▼

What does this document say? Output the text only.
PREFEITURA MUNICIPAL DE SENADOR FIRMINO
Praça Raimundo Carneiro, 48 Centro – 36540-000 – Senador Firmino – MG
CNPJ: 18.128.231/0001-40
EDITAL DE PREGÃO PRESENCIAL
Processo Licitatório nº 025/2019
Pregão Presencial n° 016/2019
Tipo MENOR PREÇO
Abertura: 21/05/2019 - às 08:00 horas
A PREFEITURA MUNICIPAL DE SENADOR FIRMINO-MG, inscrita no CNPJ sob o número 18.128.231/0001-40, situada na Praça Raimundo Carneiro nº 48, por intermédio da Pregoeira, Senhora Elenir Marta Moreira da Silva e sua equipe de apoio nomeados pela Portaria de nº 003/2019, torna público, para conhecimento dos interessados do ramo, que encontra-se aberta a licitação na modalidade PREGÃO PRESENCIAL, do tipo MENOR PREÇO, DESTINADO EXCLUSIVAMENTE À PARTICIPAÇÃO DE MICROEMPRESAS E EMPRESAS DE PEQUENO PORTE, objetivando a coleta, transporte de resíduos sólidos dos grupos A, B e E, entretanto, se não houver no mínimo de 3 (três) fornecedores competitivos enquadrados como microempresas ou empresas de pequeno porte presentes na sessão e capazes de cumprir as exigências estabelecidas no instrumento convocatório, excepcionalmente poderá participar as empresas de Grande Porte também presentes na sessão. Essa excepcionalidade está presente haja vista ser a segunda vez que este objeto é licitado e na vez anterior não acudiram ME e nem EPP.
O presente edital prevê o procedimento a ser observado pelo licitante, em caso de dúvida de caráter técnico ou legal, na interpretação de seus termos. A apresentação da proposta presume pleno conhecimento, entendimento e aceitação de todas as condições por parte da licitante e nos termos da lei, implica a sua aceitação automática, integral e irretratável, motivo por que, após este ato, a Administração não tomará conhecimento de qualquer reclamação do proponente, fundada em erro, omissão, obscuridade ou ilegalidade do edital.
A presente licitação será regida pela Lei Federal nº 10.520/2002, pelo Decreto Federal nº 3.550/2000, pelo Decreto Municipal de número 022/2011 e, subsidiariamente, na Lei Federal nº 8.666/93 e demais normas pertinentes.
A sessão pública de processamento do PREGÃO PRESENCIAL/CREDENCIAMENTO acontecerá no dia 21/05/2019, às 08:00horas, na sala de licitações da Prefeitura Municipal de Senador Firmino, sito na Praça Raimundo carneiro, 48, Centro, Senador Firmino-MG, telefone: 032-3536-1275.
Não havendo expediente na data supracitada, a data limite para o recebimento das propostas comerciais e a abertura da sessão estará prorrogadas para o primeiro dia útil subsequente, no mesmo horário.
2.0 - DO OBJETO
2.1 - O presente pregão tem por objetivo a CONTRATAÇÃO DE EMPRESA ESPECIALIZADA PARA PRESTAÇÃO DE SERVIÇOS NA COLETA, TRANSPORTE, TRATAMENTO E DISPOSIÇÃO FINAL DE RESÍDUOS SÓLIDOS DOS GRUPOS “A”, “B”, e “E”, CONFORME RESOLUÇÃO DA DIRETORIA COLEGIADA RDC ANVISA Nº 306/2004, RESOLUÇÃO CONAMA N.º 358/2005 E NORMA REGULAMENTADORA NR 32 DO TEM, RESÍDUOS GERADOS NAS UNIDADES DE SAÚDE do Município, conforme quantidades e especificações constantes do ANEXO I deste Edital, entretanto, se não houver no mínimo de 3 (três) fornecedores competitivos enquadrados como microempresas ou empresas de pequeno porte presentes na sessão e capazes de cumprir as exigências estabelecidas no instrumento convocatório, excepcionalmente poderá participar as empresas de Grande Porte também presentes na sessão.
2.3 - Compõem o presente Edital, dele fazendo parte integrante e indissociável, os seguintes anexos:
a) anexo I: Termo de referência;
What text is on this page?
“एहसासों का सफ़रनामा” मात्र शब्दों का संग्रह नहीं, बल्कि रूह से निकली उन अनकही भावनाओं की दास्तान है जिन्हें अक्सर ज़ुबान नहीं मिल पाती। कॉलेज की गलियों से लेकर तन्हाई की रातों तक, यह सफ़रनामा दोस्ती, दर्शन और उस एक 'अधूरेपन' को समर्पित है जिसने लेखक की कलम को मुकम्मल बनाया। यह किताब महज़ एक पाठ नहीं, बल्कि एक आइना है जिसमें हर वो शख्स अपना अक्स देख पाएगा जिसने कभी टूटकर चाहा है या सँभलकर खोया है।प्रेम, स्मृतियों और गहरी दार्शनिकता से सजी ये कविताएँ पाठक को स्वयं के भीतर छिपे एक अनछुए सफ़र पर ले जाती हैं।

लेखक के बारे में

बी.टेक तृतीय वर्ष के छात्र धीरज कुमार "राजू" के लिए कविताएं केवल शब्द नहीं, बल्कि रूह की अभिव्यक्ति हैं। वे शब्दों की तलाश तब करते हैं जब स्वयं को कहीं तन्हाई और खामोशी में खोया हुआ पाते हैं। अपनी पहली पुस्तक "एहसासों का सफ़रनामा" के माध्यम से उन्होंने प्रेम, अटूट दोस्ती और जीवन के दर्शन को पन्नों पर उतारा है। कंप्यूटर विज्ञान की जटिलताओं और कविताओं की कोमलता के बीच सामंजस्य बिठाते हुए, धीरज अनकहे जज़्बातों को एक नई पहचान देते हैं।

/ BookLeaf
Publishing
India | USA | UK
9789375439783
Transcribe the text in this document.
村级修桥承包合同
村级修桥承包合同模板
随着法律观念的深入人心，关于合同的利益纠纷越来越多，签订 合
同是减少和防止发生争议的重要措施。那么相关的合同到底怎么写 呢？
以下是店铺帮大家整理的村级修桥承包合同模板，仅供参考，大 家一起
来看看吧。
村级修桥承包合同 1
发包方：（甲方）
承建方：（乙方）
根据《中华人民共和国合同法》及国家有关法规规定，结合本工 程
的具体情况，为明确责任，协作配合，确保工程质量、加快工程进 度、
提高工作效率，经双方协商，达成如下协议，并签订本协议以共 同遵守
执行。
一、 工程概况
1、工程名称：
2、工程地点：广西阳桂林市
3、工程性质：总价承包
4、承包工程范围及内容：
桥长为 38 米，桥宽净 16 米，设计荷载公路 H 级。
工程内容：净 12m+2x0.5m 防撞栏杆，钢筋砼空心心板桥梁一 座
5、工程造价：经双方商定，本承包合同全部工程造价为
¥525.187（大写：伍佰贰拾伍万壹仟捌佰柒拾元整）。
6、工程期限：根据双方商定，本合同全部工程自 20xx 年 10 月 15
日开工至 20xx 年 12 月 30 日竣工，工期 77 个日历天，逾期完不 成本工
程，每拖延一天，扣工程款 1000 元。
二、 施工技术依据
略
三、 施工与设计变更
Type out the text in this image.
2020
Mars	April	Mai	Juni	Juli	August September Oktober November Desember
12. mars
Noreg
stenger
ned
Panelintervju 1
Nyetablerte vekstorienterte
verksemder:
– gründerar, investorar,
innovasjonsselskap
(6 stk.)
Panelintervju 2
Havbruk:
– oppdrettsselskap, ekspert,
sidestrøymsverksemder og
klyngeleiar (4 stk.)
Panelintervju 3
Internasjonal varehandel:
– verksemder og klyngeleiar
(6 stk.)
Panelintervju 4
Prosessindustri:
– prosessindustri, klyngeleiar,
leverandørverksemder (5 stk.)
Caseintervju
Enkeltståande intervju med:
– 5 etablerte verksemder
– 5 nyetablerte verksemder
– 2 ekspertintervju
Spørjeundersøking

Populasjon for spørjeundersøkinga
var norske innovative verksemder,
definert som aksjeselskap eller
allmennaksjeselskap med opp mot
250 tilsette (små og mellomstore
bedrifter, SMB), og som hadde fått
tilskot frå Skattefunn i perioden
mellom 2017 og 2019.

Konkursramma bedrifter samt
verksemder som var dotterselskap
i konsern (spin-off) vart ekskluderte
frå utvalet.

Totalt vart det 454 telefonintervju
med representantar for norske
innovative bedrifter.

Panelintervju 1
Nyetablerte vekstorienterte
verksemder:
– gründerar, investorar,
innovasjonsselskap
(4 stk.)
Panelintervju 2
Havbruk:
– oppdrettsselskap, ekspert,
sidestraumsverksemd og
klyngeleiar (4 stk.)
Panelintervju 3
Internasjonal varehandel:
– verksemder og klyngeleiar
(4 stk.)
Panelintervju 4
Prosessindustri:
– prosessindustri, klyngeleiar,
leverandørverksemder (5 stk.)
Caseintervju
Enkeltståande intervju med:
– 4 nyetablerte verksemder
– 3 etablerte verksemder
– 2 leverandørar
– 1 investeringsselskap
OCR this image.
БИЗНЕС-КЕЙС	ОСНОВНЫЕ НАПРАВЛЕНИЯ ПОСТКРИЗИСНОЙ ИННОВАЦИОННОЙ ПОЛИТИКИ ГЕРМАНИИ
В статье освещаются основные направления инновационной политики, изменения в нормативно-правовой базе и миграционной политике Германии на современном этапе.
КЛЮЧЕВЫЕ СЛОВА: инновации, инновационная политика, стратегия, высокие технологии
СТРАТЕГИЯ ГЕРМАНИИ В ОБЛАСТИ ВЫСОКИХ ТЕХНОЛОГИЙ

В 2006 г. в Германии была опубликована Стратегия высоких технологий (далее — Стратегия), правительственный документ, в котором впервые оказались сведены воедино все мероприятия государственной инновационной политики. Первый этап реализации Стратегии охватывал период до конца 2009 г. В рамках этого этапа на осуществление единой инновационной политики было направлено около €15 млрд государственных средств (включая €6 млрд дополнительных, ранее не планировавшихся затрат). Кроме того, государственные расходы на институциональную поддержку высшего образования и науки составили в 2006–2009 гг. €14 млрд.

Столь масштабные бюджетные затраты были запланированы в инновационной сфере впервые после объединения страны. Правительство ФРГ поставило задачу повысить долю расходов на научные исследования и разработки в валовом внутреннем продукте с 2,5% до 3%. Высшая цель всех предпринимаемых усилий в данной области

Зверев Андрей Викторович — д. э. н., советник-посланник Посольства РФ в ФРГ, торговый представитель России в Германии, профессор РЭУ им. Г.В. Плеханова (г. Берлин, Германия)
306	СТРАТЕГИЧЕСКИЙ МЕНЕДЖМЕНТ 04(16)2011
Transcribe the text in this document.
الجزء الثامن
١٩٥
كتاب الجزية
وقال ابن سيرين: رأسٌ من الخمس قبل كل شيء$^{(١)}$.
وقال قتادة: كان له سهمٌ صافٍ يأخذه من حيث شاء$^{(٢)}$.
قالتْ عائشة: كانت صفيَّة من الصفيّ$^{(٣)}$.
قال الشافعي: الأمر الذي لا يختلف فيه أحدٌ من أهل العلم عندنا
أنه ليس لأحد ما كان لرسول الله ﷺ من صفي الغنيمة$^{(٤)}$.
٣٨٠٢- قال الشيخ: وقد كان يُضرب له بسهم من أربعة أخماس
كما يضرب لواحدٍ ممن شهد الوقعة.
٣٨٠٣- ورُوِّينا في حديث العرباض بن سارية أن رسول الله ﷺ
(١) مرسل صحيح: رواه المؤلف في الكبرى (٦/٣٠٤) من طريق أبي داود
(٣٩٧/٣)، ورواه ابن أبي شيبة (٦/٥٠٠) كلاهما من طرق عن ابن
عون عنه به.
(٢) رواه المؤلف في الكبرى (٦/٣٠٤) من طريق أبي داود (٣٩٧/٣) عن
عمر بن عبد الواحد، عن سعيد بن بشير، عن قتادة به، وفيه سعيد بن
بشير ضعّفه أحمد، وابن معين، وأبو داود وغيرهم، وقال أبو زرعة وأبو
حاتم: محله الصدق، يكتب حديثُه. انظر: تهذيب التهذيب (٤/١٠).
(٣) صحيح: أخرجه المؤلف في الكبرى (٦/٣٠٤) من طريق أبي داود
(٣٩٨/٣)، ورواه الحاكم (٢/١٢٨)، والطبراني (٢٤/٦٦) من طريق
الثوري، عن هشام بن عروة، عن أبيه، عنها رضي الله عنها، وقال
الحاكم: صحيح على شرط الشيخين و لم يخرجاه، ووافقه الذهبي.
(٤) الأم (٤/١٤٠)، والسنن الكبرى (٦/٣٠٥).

▲

**STATED GOAL**
Give the number of lines that hold the word "norske" in these records, with nothing added.

**COMPLETED TASK**
2